Collected data:
┌──

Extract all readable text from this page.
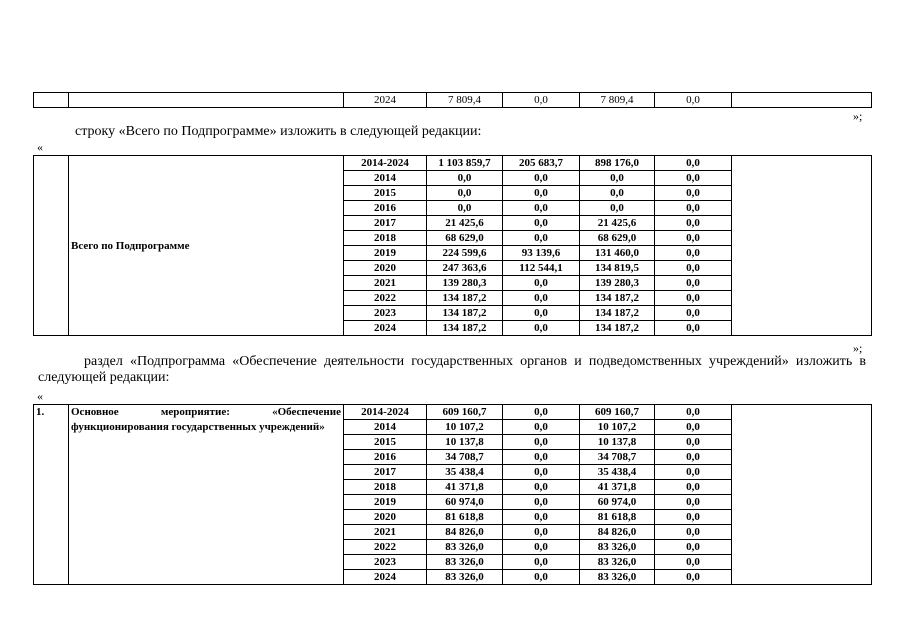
		2024	7 809,4	0,0	7 809,4	0,0	
»;
строку «Всего по Подпрограмме» изложить в следующей редакции:
«
	Всего по Подпрограмме	2014-2024	1 103 859,7	205 683,7	898 176,0	0,0	
		2014	0,0	0,0	0,0	0,0	
		2015	0,0	0,0	0,0	0,0	
		2016	0,0	0,0	0,0	0,0	
		2017	21 425,6	0,0	21 425,6	0,0	
		2018	68 629,0	0,0	68 629,0	0,0	
		2019	224 599,6	93 139,6	131 460,0	0,0	
		2020	247 363,6	112 544,1	134 819,5	0,0	
		2021	139 280,3	0,0	139 280,3	0,0	
		2022	134 187,2	0,0	134 187,2	0,0	
		2023	134 187,2	0,0	134 187,2	0,0	
		2024	134 187,2	0,0	134 187,2	0,0	
»;
раздел «Подпрограмма «Обеспечение деятельности государственных органов и подведомственных учреждений» изложить в следующей редакции:
«
1.	Основное мероприятие: «Обеспечение функционирования государственных учреждений»	2014-2024	609 160,7	0,0	609 160,7	0,0	
		2014	10 107,2	0,0	10 107,2	0,0	
		2015	10 137,8	0,0	10 137,8	0,0	
		2016	34 708,7	0,0	34 708,7	0,0	
		2017	35 438,4	0,0	35 438,4	0,0	
		2018	41 371,8	0,0	41 371,8	0,0	
		2019	60 974,0	0,0	60 974,0	0,0	
		2020	81 618,8	0,0	81 618,8	0,0	
		2021	84 826,0	0,0	84 826,0	0,0	
		2022	83 326,0	0,0	83 326,0	0,0	
		2023	83 326,0	0,0	83 326,0	0,0	
		2024	83 326,0	0,0	83 326,0	0,0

└──

EXERCISE DESCRIPTION: Retype the whole listing exactly and leave the pictures out.

THE REPLY:
Extract all readable text from this page.
		2024	7 809,4	0,0	7 809,4	0,0	
»;
строку «Всего по Подпрограмме» изложить в следующей редакции:
«
	Всего по Подпрограмме	2014-2024	1 103 859,7	205 683,7	898 176,0	0,0	
		2014	0,0	0,0	0,0	0,0	
		2015	0,0	0,0	0,0	0,0	
		2016	0,0	0,0	0,0	0,0	
		2017	21 425,6	0,0	21 425,6	0,0	
		2018	68 629,0	0,0	68 629,0	0,0	
		2019	224 599,6	93 139,6	131 460,0	0,0	
		2020	247 363,6	112 544,1	134 819,5	0,0	
		2021	139 280,3	0,0	139 280,3	0,0	
		2022	134 187,2	0,0	134 187,2	0,0	
		2023	134 187,2	0,0	134 187,2	0,0	
		2024	134 187,2	0,0	134 187,2	0,0	
»;
раздел «Подпрограмма «Обеспечение деятельности государственных органов и подведомственных учреждений» изложить в следующей редакции:
«
1.	Основное мероприятие: «Обеспечение функционирования государственных учреждений»	2014-2024	609 160,7	0,0	609 160,7	0,0	
		2014	10 107,2	0,0	10 107,2	0,0	
		2015	10 137,8	0,0	10 137,8	0,0	
		2016	34 708,7	0,0	34 708,7	0,0	
		2017	35 438,4	0,0	35 438,4	0,0	
		2018	41 371,8	0,0	41 371,8	0,0	
		2019	60 974,0	0,0	60 974,0	0,0	
		2020	81 618,8	0,0	81 618,8	0,0	
		2021	84 826,0	0,0	84 826,0	0,0	
		2022	83 326,0	0,0	83 326,0	0,0	
		2023	83 326,0	0,0	83 326,0	0,0	
		2024	83 326,0	0,0	83 326,0	0,0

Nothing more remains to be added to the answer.